··· DATA PROVIDED ···
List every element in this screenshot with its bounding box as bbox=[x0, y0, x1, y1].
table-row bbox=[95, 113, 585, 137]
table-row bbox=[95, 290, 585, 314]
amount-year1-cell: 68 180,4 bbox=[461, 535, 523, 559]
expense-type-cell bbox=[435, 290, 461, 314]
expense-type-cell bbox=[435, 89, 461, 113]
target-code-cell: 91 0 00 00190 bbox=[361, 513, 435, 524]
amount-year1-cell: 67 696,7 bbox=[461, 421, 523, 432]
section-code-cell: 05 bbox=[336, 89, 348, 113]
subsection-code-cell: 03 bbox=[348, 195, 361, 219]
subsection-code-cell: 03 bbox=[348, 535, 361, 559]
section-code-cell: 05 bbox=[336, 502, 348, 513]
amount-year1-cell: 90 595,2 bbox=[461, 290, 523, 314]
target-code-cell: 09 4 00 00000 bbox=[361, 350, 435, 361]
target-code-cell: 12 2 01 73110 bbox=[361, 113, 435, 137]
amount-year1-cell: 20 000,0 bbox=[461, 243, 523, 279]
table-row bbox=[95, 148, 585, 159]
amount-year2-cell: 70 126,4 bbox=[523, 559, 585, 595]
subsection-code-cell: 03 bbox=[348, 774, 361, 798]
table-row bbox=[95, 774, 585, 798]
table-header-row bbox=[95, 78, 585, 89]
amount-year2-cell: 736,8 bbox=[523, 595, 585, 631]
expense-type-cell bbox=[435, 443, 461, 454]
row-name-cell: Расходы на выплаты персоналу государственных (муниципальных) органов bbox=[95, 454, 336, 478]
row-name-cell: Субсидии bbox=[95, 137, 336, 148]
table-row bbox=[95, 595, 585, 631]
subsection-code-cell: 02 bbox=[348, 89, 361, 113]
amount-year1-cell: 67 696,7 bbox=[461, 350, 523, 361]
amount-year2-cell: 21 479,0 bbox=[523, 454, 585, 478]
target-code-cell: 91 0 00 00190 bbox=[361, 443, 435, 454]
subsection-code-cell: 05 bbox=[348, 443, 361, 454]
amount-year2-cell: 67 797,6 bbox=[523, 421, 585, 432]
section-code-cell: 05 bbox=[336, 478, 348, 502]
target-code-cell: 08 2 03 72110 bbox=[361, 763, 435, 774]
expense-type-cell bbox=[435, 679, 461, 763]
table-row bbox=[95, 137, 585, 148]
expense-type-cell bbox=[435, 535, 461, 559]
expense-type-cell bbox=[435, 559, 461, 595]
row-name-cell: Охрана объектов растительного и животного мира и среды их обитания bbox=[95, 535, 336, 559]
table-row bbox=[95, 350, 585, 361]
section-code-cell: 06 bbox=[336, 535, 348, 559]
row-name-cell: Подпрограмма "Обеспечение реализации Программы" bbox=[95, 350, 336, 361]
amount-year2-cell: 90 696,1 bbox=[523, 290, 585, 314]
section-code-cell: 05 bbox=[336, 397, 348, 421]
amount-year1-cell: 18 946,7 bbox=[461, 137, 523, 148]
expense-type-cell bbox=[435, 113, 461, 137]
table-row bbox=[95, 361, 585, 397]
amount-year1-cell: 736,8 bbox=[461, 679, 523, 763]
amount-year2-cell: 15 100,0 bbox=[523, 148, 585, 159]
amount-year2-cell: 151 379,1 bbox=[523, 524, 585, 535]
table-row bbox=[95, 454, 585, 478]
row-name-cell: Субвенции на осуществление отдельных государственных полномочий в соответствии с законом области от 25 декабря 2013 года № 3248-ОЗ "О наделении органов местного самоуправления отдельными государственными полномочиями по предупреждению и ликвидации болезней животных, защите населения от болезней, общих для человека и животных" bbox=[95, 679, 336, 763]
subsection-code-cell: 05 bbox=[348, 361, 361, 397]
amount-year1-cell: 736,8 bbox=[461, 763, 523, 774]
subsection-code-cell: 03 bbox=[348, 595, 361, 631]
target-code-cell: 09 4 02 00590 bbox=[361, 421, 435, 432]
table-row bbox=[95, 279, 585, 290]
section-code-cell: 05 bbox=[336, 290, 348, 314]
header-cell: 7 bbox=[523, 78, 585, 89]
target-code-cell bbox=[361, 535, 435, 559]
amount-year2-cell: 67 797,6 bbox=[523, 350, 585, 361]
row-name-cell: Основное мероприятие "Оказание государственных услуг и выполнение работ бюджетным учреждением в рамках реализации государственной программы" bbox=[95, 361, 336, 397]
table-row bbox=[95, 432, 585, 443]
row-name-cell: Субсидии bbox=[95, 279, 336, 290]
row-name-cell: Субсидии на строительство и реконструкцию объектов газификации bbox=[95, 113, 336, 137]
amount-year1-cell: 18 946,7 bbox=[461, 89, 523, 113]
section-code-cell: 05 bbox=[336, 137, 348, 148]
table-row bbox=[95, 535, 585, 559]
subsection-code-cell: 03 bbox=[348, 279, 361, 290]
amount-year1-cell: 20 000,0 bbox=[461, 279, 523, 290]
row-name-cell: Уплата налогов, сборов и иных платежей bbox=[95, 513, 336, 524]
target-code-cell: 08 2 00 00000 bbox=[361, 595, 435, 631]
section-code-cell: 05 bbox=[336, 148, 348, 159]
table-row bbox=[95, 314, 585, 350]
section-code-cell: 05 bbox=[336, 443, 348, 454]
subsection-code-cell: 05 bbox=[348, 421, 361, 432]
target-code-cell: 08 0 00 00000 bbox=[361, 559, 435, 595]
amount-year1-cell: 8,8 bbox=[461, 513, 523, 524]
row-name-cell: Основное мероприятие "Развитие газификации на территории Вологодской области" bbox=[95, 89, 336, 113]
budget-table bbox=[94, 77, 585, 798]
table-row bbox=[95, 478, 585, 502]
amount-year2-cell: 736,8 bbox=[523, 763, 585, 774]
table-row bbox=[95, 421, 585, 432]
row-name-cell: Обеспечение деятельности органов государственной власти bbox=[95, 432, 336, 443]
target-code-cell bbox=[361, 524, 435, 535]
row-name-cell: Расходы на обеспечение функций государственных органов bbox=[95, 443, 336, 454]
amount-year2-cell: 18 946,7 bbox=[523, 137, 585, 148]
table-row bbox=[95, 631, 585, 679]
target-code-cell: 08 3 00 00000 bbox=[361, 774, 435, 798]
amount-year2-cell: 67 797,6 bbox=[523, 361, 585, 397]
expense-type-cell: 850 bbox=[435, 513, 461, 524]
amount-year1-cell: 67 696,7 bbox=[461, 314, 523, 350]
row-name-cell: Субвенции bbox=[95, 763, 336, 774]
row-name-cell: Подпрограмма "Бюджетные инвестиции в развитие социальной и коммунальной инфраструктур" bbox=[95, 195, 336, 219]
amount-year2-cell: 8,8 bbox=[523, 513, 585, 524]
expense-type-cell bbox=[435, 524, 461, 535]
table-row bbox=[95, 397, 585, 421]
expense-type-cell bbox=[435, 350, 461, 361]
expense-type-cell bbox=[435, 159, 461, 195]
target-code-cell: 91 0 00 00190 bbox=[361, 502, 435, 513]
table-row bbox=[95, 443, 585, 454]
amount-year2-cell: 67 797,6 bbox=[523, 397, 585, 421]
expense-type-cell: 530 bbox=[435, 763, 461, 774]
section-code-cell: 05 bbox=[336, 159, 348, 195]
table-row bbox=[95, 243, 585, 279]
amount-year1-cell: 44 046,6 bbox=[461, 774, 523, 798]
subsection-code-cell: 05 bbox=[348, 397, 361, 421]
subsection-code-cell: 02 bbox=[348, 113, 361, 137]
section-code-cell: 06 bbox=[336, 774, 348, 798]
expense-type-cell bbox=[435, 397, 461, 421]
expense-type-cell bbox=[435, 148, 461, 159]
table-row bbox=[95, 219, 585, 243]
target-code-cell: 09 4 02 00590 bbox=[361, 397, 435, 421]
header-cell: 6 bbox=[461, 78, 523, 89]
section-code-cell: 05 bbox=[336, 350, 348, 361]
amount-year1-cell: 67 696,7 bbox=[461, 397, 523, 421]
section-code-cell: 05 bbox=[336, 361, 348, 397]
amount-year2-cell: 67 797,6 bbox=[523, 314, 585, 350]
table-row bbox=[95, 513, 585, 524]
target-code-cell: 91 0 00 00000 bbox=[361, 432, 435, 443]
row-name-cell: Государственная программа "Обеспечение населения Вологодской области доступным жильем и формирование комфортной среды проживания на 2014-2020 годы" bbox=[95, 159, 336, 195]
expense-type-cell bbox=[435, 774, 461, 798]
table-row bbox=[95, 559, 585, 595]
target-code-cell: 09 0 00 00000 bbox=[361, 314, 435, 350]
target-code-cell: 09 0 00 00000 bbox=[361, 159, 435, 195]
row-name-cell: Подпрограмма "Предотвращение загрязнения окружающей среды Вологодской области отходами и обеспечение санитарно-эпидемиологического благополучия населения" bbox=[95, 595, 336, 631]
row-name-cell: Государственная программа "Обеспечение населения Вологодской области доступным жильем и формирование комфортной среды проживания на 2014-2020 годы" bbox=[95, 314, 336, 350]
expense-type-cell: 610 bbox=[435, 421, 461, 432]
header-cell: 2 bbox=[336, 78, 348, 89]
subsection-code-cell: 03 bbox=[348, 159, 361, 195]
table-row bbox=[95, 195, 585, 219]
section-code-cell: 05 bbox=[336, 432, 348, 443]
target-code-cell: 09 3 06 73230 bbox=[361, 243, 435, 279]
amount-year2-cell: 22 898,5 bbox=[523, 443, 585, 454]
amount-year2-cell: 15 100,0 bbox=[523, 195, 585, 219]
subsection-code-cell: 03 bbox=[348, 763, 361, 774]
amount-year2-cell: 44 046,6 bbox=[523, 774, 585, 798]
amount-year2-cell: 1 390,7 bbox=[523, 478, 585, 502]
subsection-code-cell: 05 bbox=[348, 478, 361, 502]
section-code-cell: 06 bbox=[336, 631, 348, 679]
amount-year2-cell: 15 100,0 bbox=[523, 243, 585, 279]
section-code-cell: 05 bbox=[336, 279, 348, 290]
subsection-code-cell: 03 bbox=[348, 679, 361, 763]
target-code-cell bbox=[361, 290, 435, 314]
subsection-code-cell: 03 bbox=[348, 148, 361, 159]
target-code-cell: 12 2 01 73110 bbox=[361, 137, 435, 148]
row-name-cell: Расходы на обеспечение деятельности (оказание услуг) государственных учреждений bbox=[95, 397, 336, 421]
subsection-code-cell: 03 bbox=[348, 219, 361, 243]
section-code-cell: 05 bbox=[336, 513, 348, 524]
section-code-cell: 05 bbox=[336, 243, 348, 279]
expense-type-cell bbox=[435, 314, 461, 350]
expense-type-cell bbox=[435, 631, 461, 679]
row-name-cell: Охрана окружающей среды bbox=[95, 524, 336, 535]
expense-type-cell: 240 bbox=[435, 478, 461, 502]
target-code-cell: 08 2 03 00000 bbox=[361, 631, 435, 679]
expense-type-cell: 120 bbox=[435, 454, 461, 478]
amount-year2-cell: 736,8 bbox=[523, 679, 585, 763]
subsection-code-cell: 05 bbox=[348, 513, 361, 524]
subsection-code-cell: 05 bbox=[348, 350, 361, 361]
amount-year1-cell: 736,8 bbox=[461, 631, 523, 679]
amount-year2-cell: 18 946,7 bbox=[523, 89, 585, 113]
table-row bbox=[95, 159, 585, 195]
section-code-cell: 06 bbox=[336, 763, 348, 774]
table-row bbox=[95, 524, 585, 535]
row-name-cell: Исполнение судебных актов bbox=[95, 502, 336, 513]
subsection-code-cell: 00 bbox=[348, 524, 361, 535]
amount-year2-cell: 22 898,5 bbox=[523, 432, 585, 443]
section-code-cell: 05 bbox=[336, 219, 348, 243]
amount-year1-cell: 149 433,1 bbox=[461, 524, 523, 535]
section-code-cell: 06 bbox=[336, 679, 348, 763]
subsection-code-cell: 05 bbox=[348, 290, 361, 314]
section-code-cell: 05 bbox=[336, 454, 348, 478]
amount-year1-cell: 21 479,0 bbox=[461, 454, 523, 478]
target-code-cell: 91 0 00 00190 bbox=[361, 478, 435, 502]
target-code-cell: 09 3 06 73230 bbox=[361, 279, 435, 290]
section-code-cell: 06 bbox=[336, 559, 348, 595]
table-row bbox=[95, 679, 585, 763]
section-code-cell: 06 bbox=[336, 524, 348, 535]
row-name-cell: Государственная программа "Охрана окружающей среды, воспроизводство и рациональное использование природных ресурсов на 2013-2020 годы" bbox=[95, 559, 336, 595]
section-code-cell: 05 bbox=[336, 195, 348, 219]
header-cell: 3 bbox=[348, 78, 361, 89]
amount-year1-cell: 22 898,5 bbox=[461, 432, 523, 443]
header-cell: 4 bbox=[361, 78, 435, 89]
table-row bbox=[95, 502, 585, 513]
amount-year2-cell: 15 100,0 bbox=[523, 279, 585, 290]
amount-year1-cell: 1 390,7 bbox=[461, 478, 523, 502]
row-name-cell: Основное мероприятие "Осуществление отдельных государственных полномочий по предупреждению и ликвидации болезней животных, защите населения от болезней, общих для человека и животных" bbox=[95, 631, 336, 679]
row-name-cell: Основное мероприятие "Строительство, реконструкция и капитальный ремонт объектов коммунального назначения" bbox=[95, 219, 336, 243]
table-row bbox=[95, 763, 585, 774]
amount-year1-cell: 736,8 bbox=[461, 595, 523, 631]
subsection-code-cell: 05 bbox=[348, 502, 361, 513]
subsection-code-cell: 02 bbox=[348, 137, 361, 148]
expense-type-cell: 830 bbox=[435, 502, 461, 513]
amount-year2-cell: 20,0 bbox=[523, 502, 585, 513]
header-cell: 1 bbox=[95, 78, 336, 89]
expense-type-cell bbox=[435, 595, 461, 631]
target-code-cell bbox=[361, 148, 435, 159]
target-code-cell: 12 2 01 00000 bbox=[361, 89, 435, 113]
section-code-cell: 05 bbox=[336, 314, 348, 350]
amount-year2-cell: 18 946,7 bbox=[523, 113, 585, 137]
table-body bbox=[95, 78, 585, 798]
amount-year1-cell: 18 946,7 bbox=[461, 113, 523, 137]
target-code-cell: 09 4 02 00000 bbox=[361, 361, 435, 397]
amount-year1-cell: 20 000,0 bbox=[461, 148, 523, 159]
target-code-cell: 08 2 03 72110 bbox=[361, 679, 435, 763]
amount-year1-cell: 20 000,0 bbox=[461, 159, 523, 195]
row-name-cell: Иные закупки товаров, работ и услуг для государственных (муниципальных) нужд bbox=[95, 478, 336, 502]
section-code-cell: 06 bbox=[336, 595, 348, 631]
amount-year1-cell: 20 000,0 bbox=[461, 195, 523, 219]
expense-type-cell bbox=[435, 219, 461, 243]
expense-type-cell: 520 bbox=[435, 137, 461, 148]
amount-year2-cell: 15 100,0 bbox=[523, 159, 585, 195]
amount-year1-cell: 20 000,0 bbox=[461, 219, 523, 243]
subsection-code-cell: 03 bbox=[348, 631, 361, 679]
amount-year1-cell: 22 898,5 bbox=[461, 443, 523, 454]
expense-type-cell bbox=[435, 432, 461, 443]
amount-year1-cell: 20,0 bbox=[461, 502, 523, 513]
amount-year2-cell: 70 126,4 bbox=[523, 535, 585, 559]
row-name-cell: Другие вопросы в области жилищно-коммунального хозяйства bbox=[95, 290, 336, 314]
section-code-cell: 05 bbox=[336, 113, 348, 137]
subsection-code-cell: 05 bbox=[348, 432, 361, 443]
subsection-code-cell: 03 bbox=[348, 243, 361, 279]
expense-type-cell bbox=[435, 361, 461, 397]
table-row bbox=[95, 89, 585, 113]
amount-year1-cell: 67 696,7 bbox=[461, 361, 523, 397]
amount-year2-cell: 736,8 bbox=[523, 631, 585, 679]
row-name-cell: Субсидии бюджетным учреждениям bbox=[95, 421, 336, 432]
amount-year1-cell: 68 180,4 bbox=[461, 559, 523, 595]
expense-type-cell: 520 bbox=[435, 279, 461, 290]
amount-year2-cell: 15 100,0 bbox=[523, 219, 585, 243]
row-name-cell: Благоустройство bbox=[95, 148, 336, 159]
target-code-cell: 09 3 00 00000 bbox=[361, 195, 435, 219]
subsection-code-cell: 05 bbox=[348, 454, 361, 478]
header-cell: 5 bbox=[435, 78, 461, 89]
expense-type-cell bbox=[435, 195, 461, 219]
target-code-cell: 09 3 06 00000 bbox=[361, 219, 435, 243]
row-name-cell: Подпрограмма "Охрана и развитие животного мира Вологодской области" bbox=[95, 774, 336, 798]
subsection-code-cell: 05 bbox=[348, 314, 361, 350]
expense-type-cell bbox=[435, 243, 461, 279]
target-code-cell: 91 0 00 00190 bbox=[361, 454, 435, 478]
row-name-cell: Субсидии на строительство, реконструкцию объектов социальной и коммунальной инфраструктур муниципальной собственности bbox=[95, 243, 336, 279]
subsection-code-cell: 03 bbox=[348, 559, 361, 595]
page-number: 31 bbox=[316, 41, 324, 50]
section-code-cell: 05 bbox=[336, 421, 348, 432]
···
● AIM OF THE TASK
Gather every line from the data above that contains the string "газификации". Letter case matters.

● FINISHED EXERCISE
row-name-cell: Субсидии на строительство и реконструкцию объектов газификации bbox=[95, 113, 336, 137]
row-name-cell: Основное мероприятие "Развитие газификации на территории Вологодской области" bbox=[95, 89, 336, 113]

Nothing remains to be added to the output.